»»
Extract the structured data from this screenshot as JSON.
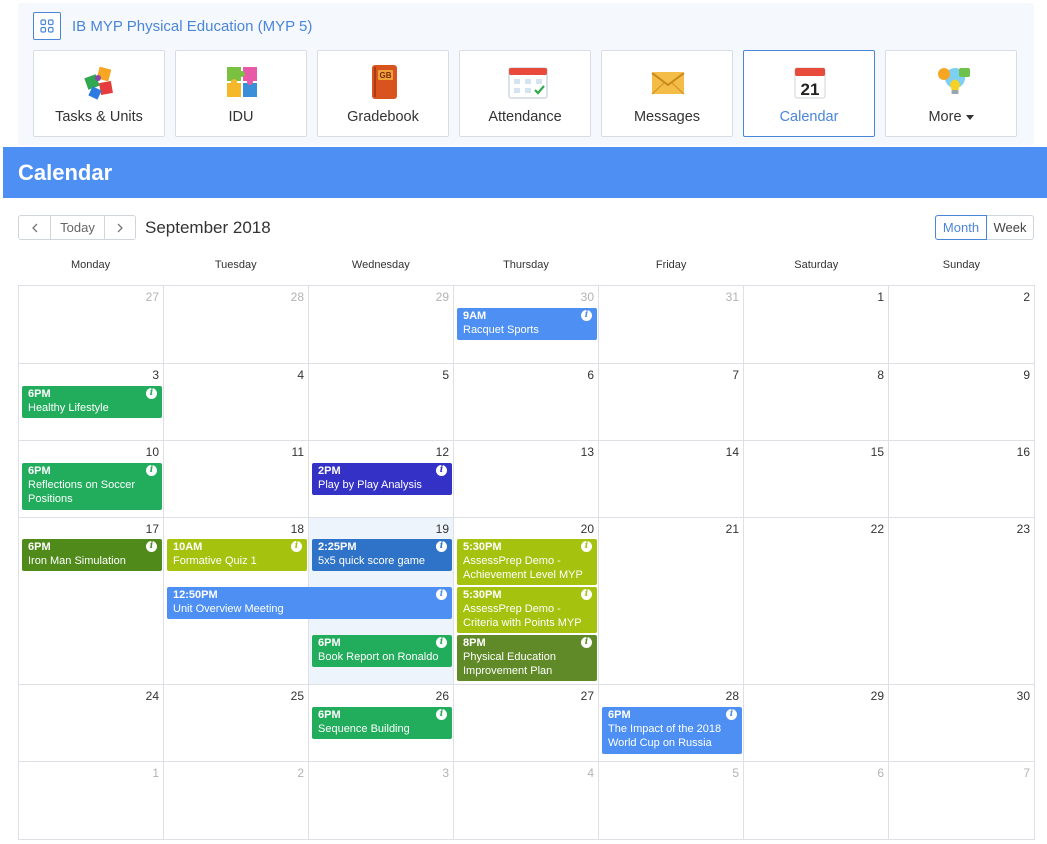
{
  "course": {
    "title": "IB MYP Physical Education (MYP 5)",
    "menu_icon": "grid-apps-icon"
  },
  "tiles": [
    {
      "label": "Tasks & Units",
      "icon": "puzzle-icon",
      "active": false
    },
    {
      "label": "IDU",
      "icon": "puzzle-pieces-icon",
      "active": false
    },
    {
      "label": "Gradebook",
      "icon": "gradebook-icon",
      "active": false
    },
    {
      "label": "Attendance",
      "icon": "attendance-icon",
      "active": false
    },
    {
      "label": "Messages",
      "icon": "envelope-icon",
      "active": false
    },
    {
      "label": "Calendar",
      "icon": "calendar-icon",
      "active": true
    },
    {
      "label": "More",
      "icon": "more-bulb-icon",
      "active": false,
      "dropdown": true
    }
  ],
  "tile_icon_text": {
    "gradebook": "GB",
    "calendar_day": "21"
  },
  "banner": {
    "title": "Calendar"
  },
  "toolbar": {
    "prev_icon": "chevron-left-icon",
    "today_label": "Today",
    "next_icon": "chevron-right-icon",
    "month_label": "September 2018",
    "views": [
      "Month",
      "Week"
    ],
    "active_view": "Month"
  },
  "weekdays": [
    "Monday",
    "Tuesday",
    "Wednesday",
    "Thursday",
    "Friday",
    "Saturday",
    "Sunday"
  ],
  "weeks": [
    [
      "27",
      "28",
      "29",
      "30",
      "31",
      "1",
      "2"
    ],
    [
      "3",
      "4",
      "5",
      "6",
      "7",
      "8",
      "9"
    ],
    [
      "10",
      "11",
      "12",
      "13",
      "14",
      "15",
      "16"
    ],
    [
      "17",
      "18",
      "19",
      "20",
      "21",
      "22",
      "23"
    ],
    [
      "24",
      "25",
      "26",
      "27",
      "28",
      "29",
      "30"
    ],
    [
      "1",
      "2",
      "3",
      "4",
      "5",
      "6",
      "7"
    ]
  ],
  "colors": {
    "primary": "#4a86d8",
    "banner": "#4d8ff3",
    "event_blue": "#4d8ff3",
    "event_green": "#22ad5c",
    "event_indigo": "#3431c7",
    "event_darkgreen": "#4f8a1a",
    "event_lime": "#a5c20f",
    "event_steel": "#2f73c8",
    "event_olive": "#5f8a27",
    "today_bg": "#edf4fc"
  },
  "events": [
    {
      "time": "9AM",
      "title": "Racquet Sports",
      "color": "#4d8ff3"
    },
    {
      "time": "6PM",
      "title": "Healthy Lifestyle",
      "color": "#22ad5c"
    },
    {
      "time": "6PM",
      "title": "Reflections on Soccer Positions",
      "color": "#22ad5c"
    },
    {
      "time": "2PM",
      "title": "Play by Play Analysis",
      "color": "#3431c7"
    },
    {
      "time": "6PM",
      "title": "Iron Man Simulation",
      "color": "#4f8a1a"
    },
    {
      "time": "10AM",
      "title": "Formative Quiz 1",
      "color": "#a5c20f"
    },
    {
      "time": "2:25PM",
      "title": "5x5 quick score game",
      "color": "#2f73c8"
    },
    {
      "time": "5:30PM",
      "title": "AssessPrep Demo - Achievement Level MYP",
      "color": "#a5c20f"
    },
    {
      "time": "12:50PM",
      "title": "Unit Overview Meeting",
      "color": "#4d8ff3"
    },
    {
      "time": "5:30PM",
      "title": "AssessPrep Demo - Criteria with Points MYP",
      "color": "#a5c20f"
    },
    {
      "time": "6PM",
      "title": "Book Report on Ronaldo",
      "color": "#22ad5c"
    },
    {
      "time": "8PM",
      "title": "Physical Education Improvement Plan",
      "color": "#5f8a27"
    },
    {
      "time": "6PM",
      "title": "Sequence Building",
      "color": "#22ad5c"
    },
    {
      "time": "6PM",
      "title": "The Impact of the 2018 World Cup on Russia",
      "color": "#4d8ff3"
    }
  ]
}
««
▶ **What is needed**:
Where a line holds "chevron", copy that line.

▶ **Result for this exercise**:
    "prev_icon": "chevron-left-icon",
    "next_icon": "chevron-right-icon",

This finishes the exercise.